* _What you need to do_: Bring together all lines of the material below that contain the string "grid".

Dataset entries:
★ ★ ★ ★

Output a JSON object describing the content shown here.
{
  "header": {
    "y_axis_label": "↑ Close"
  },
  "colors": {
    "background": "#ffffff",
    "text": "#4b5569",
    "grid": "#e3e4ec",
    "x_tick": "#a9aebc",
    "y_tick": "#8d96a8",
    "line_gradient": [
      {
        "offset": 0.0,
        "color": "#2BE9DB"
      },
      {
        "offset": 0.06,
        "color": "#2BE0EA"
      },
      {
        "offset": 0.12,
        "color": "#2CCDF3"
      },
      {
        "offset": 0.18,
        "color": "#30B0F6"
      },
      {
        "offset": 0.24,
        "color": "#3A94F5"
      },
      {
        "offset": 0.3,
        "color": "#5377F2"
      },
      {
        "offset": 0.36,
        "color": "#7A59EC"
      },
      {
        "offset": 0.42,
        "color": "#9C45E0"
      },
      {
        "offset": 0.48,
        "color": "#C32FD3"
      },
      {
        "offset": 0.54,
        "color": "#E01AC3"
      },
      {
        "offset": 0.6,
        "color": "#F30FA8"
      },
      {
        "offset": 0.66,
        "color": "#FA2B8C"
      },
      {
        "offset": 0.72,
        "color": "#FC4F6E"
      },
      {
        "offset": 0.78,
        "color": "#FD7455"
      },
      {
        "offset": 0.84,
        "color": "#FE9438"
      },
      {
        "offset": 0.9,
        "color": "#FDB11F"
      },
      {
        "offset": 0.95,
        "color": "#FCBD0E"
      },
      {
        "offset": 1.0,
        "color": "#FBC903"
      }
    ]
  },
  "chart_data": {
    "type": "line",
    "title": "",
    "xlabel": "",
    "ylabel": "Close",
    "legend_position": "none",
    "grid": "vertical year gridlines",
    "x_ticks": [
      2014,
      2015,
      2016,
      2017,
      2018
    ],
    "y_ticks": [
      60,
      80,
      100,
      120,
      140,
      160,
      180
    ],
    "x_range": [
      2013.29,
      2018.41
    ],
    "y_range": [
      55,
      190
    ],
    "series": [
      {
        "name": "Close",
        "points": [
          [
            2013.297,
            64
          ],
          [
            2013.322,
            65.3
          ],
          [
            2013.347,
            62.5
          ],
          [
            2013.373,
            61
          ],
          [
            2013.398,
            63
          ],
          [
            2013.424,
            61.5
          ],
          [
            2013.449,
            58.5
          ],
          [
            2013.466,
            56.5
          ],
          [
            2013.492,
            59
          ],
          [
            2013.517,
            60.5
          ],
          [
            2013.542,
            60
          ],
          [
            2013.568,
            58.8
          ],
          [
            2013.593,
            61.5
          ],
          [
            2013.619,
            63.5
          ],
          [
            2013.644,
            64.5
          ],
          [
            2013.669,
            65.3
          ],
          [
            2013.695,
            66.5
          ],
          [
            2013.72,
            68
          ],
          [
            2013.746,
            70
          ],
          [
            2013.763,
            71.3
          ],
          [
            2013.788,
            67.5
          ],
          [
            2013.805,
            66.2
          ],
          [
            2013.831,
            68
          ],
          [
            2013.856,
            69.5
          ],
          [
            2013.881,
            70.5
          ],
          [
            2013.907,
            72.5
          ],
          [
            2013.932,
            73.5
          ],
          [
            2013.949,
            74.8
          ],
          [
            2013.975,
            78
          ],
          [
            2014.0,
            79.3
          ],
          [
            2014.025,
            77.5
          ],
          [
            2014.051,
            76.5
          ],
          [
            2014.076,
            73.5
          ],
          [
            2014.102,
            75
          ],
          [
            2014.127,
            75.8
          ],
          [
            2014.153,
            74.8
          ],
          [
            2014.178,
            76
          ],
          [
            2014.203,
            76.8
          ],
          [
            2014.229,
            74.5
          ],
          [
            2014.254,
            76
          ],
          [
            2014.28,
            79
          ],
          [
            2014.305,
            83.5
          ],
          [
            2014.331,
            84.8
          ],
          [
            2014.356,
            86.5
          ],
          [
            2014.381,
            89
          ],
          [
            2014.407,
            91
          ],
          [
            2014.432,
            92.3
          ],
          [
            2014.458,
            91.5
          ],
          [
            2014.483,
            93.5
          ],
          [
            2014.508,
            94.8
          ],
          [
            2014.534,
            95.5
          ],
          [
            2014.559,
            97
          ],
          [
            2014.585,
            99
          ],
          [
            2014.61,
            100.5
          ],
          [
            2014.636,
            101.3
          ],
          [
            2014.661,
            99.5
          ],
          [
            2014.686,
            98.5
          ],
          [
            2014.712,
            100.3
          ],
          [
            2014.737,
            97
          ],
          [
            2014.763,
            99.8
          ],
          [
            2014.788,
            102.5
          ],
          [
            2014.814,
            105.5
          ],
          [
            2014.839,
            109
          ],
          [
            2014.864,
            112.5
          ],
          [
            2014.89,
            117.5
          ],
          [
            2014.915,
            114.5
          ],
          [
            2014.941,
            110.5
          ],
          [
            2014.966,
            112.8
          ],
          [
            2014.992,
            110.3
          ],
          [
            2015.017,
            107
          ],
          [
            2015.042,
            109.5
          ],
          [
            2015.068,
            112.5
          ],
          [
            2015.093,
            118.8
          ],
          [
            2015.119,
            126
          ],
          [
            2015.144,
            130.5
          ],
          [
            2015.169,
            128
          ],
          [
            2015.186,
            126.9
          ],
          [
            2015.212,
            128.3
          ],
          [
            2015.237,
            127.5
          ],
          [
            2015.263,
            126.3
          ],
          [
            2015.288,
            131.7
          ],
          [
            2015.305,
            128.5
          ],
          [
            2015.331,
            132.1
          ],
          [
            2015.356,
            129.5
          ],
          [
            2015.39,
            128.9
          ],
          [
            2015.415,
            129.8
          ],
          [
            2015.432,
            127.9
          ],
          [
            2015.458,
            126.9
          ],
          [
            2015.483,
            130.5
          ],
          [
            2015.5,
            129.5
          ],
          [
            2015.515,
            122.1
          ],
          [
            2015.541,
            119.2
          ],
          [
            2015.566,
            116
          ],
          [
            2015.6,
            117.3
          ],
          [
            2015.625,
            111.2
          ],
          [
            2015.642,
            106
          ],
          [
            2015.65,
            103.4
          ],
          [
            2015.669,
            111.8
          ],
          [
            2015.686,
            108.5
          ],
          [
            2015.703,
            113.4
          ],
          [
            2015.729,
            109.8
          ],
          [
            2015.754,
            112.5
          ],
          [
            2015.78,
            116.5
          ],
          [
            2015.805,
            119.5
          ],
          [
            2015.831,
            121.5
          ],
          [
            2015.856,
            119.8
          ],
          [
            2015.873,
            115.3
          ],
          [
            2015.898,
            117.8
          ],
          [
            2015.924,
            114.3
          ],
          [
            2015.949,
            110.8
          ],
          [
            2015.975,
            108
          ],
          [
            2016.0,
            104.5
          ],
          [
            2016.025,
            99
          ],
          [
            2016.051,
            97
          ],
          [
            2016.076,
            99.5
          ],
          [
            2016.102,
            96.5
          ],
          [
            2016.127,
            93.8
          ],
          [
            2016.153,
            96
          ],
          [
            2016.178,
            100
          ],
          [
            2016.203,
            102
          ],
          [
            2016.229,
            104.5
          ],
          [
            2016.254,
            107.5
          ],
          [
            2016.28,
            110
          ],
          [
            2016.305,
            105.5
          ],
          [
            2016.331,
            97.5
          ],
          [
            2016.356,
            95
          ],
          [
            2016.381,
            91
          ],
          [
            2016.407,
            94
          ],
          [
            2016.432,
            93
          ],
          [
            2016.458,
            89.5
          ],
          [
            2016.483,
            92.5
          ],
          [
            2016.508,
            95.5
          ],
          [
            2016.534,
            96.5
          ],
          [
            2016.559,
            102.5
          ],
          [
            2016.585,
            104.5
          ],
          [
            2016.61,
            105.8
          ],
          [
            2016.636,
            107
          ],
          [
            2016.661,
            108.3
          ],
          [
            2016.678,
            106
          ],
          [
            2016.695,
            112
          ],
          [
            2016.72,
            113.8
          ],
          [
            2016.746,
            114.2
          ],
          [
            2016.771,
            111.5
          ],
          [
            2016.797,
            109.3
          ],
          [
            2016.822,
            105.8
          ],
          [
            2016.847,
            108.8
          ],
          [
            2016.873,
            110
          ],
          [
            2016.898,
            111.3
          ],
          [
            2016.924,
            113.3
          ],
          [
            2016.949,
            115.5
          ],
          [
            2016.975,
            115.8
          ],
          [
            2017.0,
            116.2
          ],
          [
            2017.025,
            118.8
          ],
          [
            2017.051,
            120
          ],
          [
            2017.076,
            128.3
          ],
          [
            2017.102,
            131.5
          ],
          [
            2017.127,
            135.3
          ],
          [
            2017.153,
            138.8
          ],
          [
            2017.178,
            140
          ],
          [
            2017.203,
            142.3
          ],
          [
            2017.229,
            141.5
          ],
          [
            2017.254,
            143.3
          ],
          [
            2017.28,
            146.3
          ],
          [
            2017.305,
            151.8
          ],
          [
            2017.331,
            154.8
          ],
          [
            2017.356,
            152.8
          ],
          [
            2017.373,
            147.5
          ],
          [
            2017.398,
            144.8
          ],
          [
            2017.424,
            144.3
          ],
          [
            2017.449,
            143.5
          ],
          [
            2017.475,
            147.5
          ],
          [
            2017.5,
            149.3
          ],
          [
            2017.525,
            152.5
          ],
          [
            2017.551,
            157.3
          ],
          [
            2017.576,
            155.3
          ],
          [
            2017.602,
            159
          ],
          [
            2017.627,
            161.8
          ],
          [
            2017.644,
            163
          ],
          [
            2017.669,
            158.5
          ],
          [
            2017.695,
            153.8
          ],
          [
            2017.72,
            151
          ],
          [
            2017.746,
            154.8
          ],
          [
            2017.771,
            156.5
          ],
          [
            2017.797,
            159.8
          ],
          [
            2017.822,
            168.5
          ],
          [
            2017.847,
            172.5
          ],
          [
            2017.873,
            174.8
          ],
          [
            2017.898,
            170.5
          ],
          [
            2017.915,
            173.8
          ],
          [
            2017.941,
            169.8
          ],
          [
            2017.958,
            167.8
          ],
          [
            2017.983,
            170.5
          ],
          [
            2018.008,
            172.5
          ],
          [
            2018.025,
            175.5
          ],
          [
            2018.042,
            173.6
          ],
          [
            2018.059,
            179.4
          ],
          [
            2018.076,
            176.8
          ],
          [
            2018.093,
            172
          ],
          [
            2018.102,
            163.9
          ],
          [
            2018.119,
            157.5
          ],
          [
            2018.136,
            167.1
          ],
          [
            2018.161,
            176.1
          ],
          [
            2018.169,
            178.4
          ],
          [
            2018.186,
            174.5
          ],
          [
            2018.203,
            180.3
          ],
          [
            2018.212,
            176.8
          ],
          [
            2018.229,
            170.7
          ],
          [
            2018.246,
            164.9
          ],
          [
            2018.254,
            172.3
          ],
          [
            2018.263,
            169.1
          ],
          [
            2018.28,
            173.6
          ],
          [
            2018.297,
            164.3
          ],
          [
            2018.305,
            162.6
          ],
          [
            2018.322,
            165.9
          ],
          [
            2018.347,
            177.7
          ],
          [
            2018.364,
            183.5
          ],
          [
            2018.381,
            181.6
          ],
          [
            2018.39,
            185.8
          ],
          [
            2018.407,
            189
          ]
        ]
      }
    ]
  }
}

★ ★ ★ ★

* _Response to this task_:
    "grid": "#e3e4ec",
    "grid": "vertical year gridlines",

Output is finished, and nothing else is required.